Excerpt to read
Language Design: Sibilance

Schol-R-LEA · Post by **Schol-R-LEA** » Sat Feb 21, 2004 4:17 pm

Since there seems to be a lot of interest in systems programming in languages other than C or C++ in the OS forum I thought I'd start up a thread for one of the three most common ideas: a member of th Lisp family (the others, a Basic derivativeand an object-oriented language similar to SmallTalk, will have separate threads). I have given this putative language the tenative name 'Sibilance'.

To start things off, we need to know what people want in the language, and to consider which of those 'wish list items' is practical for the sort of low-level language we want. Does anyone have anything to start with?

Also, is there a specific dialect (Common Lisp, Scheme, Arc, XLISP, etc.) that you wish to base the design on, or any compromises between dialects? Keep in mind that only a very minimal subset will be possible, and that there will, of necessity, be some considerable changes and additions; In effect, this will be a new dialect in and of itself.

Work to complete
(1) Change the Sibilance language design post by rewriting it starting with "Since there seems" and going on through "tenative name 'Sibilance'.", with "systems programming" replaced by "low-level programming".
(2) Write what comes next in the Sibilance language design post, picking up after its last sentence.
The entries have no connection to the Sibilance language design post.

Data records:

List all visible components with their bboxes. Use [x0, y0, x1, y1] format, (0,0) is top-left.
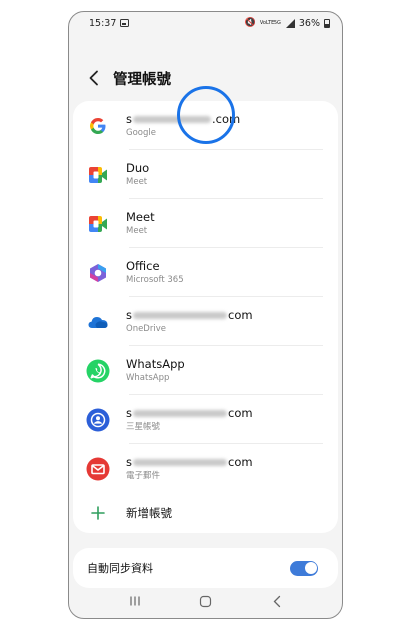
- account-row-email[interactable]: s com 電子郵件: [73, 444, 338, 493]
- auto-sync-toggle[interactable]: [290, 560, 318, 576]
- account-email: s com: [126, 406, 253, 420]
- signal-icon: [285, 18, 295, 28]
- home-icon: [199, 595, 212, 607]
- account-type: 電子郵件: [126, 471, 161, 481]
- account-title: Office: [126, 259, 160, 273]
- back-arrow-icon: [273, 595, 280, 607]
- account-title: Meet: [126, 210, 155, 224]
- account-type: Meet: [126, 226, 148, 236]
- account-title: WhatsApp: [126, 357, 185, 371]
- account-type: 三星帳號: [126, 422, 161, 432]
- account-type: Microsoft 365: [126, 275, 184, 285]
- auto-sync-row[interactable]: 自動同步資料: [73, 548, 338, 588]
- account-type: OneDrive: [126, 324, 166, 334]
- account-row-onedrive[interactable]: s com OneDrive: [73, 297, 338, 346]
- account-row-samsung[interactable]: s com 三星帳號: [73, 395, 338, 444]
- account-email: s com: [126, 455, 253, 469]
- add-account-button[interactable]: 新增帳號: [73, 493, 338, 533]
- volte-label: VoLTE: [259, 19, 275, 26]
- account-row-duo[interactable]: Duo Meet: [73, 150, 338, 199]
- chevron-left-icon: [89, 70, 98, 86]
- battery-percent: 36%: [298, 17, 320, 29]
- status-time: 15:37: [89, 17, 117, 29]
- home-button[interactable]: [191, 586, 221, 616]
- account-title: Duo: [126, 161, 150, 175]
- auto-sync-label: 自動同步資料: [87, 562, 153, 575]
- network-5g-label: 5G: [273, 19, 281, 26]
- account-email: s com: [126, 308, 253, 322]
- touch-indicator: [177, 86, 235, 144]
- back-button[interactable]: [79, 63, 109, 93]
- google-icon: [86, 114, 110, 138]
- onedrive-icon: [86, 310, 110, 334]
- account-row-office[interactable]: Office Microsoft 365: [73, 248, 338, 297]
- navigation-bar: [69, 584, 342, 618]
- account-type: WhatsApp: [126, 373, 170, 383]
- page-title: 管理帳號: [113, 71, 171, 88]
- whatsapp-icon: [86, 359, 110, 383]
- recents-icon: [129, 596, 140, 606]
- battery-icon: [324, 18, 330, 28]
- gallery-notification-icon: [120, 19, 130, 27]
- email-icon: [86, 457, 110, 481]
- duo-icon: [86, 163, 110, 187]
- mute-icon: 🔇: [244, 18, 256, 28]
- meet-icon: [86, 212, 110, 236]
- plus-icon: [86, 501, 110, 525]
- add-account-label: 新增帳號: [126, 505, 172, 520]
- status-bar: 15:37 🔇 VoLTE 5G 36%: [69, 12, 342, 34]
- account-type: Meet: [126, 177, 148, 187]
- accounts-list: s .com Google Duo Meet Meet Meet Office …: [73, 101, 338, 533]
- account-row-meet[interactable]: Meet Meet: [73, 199, 338, 248]
- back-nav-button[interactable]: [262, 586, 292, 616]
- account-row-whatsapp[interactable]: WhatsApp WhatsApp: [73, 346, 338, 395]
- office-icon: [86, 261, 110, 285]
- samsung-account-icon: [86, 408, 110, 432]
- recent-apps-button[interactable]: [120, 586, 150, 616]
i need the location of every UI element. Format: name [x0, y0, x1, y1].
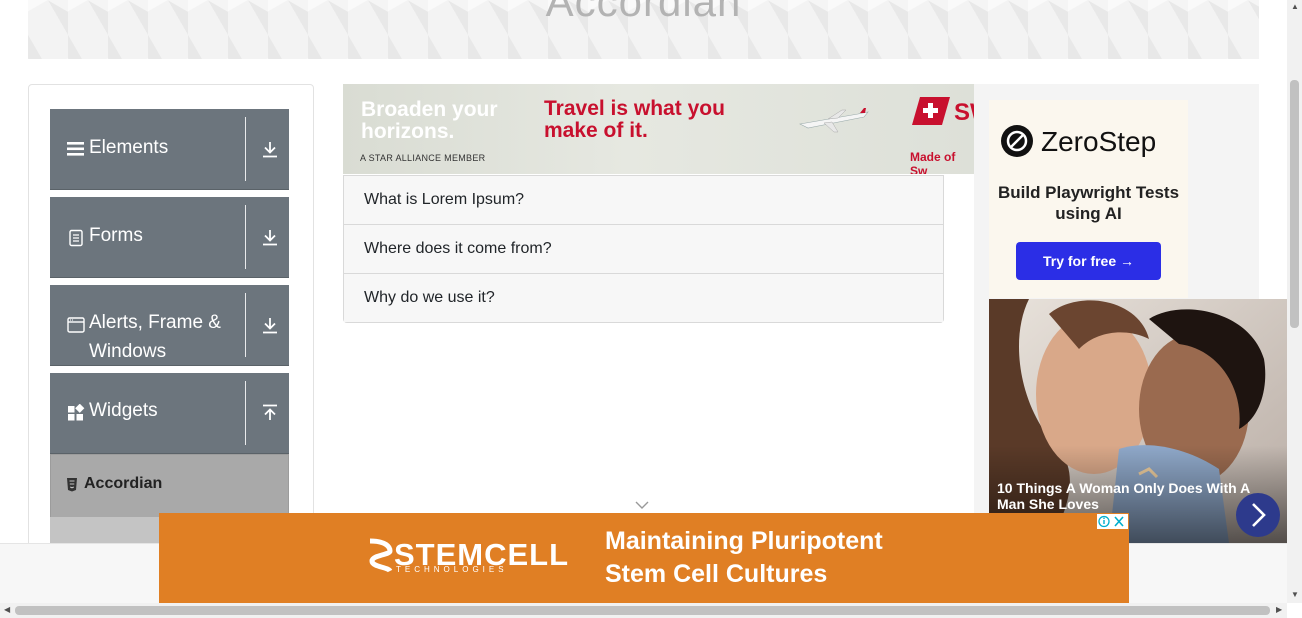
ad-headline: Broaden your horizons. [361, 98, 498, 143]
try-for-free-button[interactable]: Try for free → [1016, 242, 1161, 280]
scroll-left-icon[interactable]: ◀ [4, 605, 10, 614]
accordion-header-lorem-ipsum[interactable]: What is Lorem Ipsum? [344, 176, 943, 225]
divider [245, 117, 246, 181]
ad-member-text: A STAR ALLIANCE MEMBER [360, 153, 486, 163]
chevron-down-icon [635, 497, 649, 509]
window-icon [67, 317, 85, 333]
download-arrow-icon[interactable] [262, 228, 278, 246]
ad-photo[interactable]: 10 Things A Woman Only Does With A Man S… [989, 299, 1287, 543]
sidebar-group-forms[interactable]: Forms [50, 197, 289, 278]
divider [245, 293, 246, 357]
ad-brand-sub: TECHNOLOGIES [396, 565, 508, 574]
sidebar-item-label: Accordian [84, 475, 163, 492]
stemcell-logo-icon [369, 538, 393, 573]
upload-arrow-icon[interactable] [262, 404, 278, 422]
download-arrow-icon[interactable] [262, 140, 278, 158]
scrollbar-thumb[interactable] [15, 606, 1270, 615]
sidebar-group-label: Widgets [89, 400, 158, 421]
ad-caption: 10 Things A Woman Only Does With A Man S… [997, 480, 1250, 512]
sidebar-group-label: Forms [89, 225, 143, 246]
sidebar-group-label: Alerts, Frame & Windows [89, 312, 221, 362]
accordion: What is Lorem Ipsum? Where does it come … [343, 175, 944, 323]
chevron-right-icon [1252, 503, 1266, 527]
ad-banner-top[interactable]: Broaden your horizons. Travel is what yo… [343, 84, 974, 174]
ad-message: Maintaining Pluripotent Stem Cell Cultur… [605, 527, 883, 588]
scroll-down-icon[interactable]: ▼ [1291, 590, 1299, 599]
ad-choices[interactable] [1097, 514, 1128, 529]
ad-zerostep[interactable]: ZeroStep Build Playwright Tests using AI… [989, 100, 1188, 298]
sidebar-group-label: Elements [89, 137, 169, 158]
download-arrow-icon[interactable] [262, 316, 278, 334]
svg-text:SW: SW [954, 99, 974, 126]
document-icon [69, 229, 83, 247]
ad-tagline: Build Playwright Tests using AI [997, 183, 1180, 223]
ad-slogan: Travel is what you make of it. [544, 97, 725, 142]
airplane-icon [799, 108, 869, 133]
sidebar-group-widgets[interactable]: Widgets [50, 373, 289, 454]
widgets-icon [68, 404, 85, 421]
hamburger-icon [67, 142, 84, 156]
sidebar-item-accordian[interactable]: Accordian [50, 454, 289, 518]
divider [245, 205, 246, 269]
html5-icon [67, 478, 77, 492]
sidebar-nav: Elements Forms Alerts, Frame & Windows W… [28, 84, 314, 566]
ad-tagline: Made of Sw [910, 150, 956, 174]
next-arrow-button[interactable] [1236, 493, 1280, 537]
page-header-banner: Accordian [28, 0, 1259, 59]
ad-brand: ZeroStep [1041, 126, 1157, 157]
ad-banner-bottom[interactable]: STEMCELL TECHNOLOGIES Maintaining Plurip… [159, 513, 1129, 603]
accordion-header-origin[interactable]: Where does it come from? [344, 225, 943, 274]
horizontal-scrollbar[interactable]: ◀ ▶ [0, 603, 1287, 618]
zerostep-logo-icon [1001, 125, 1033, 157]
sidebar-group-elements[interactable]: Elements [50, 109, 289, 190]
page-title: Accordian [545, 0, 742, 25]
divider [245, 381, 246, 445]
sidebar-group-alerts-frame-windows[interactable]: Alerts, Frame & Windows [50, 285, 289, 366]
scroll-right-icon[interactable]: ▶ [1276, 605, 1282, 614]
scrollbar-thumb[interactable] [1290, 80, 1299, 328]
scroll-up-icon[interactable]: ▲ [1291, 2, 1299, 11]
swiss-logo-icon: SW [912, 97, 974, 126]
adchoices-icon [1098, 515, 1124, 528]
accordion-header-why-use[interactable]: Why do we use it? [344, 274, 943, 322]
vertical-scrollbar[interactable]: ▲ ▼ [1287, 0, 1302, 603]
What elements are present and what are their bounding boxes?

Responses to the tasks
(1)
Since there seems to be a lot of interest in low-level programming in languages other than C or C++ in the OS forum I thought I'd start up a thread for one of the three most common ideas: a member of th Lisp family (the others, a Basic derivativeand an object-oriented language similar to SmallTalk, will have separate threads). I have given this putative language the tenative name 'Sibilance'.

(2)
Reference Material:
The ANSI Common Lisp HyperSpec

Revised(5) Report on the Algorithmic Language Scheme

Arc: a New Lisp

Schol-R-LEA · Post by **Schol-R-LEA** » Mon Feb 23, 2004 9:46 pm

Memory management is the key issue, IMAO. Without automatic memory allocation and garbage collection, it is hard to have a Lisp-like language at all; the syntax may be in s-expressions, but it's semantics will probably be quite different.

Despite this, a reasonably Lisp-like language can be created using ordinary stack discipline for local environments, provided certain limitations are followed. First, all cons cell must be allocated in the environment they are used, either implicitly created with every by declaring them explicitly.

Next, each variable on the stack will need to have a tag with it to indicate type; furthermore, it would be useful if all items had the same stack 'footprint'. Since there will likely be a limit on the sizes and types of numbers, this is not a serious problem, though it is an unfortunate one. A more serious problem is how to work with strings under such constraints.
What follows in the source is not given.